(Lines of data)
* BEGIN *

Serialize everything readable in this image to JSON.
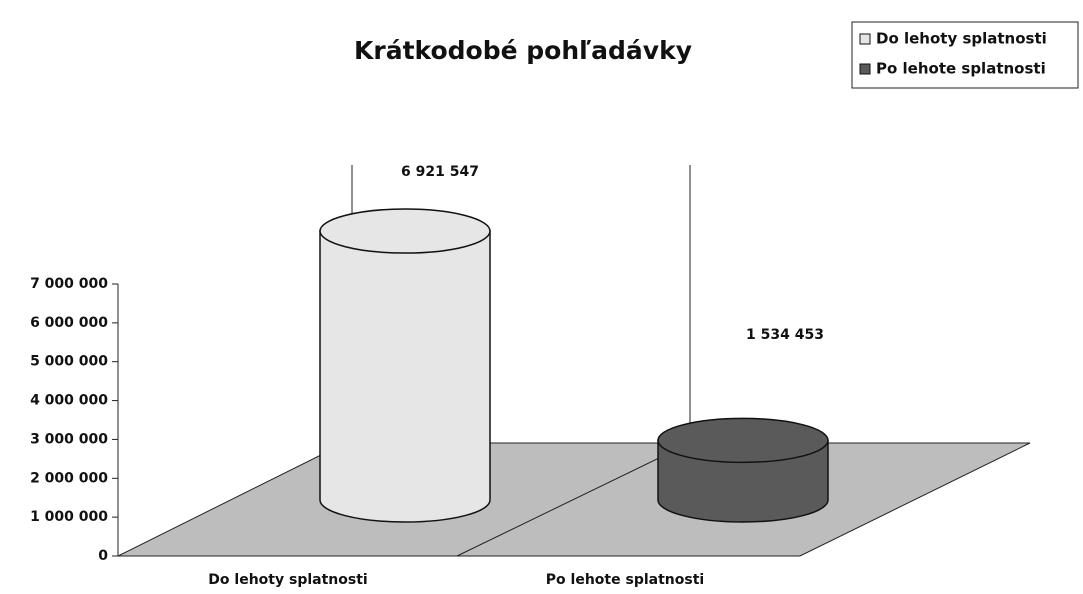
{
  "chart_data": {
    "type": "cylinder3d",
    "title": "Krátkodobé pohľadávky",
    "categories": [
      "Do lehoty splatnosti",
      "Po lehote splatnosti"
    ],
    "series": [
      {
        "name": "Do lehoty splatnosti",
        "color": "#e6e6e6",
        "values": [
          6921547,
          null
        ],
        "value_labels": [
          "6 921 547",
          null
        ]
      },
      {
        "name": "Po lehote splatnosti",
        "color": "#5a5a5a",
        "values": [
          null,
          1534453
        ],
        "value_labels": [
          null,
          "1 534 453"
        ]
      }
    ],
    "ylim": [
      0,
      7000000
    ],
    "yticks": [
      0,
      {
        "value": 1000000,
        "label": "1 000 000"
      },
      {
        "value": 2000000,
        "label": "2 000 000"
      },
      {
        "value": 3000000,
        "label": "3 000 000"
      },
      {
        "value": 4000000,
        "label": "4 000 000"
      },
      {
        "value": 5000000,
        "label": "5 000 000"
      },
      {
        "value": 6000000,
        "label": "6 000 000"
      },
      {
        "value": 7000000,
        "label": "7 000 000"
      }
    ],
    "legend": "top-right"
  }
}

* END *

** Exercise **
Pictures in the records must not appear in the copy; transcribe everything else precisely.

** Solution below **
Serialize everything readable in this image to JSON.
{
  "chart_data": {
    "type": "cylinder3d",
    "title": "Krátkodobé pohľadávky",
    "categories": [
      "Do lehoty splatnosti",
      "Po lehote splatnosti"
    ],
    "series": [
      {
        "name": "Do lehoty splatnosti",
        "color": "#e6e6e6",
        "values": [
          6921547,
          null
        ],
        "value_labels": [
          "6 921 547",
          null
        ]
      },
      {
        "name": "Po lehote splatnosti",
        "color": "#5a5a5a",
        "values": [
          null,
          1534453
        ],
        "value_labels": [
          null,
          "1 534 453"
        ]
      }
    ],
    "ylim": [
      0,
      7000000
    ],
    "yticks": [
      0,
      {
        "value": 1000000,
        "label": "1 000 000"
      },
      {
        "value": 2000000,
        "label": "2 000 000"
      },
      {
        "value": 3000000,
        "label": "3 000 000"
      },
      {
        "value": 4000000,
        "label": "4 000 000"
      },
      {
        "value": 5000000,
        "label": "5 000 000"
      },
      {
        "value": 6000000,
        "label": "6 000 000"
      },
      {
        "value": 7000000,
        "label": "7 000 000"
      }
    ],
    "legend": "top-right"
  }
}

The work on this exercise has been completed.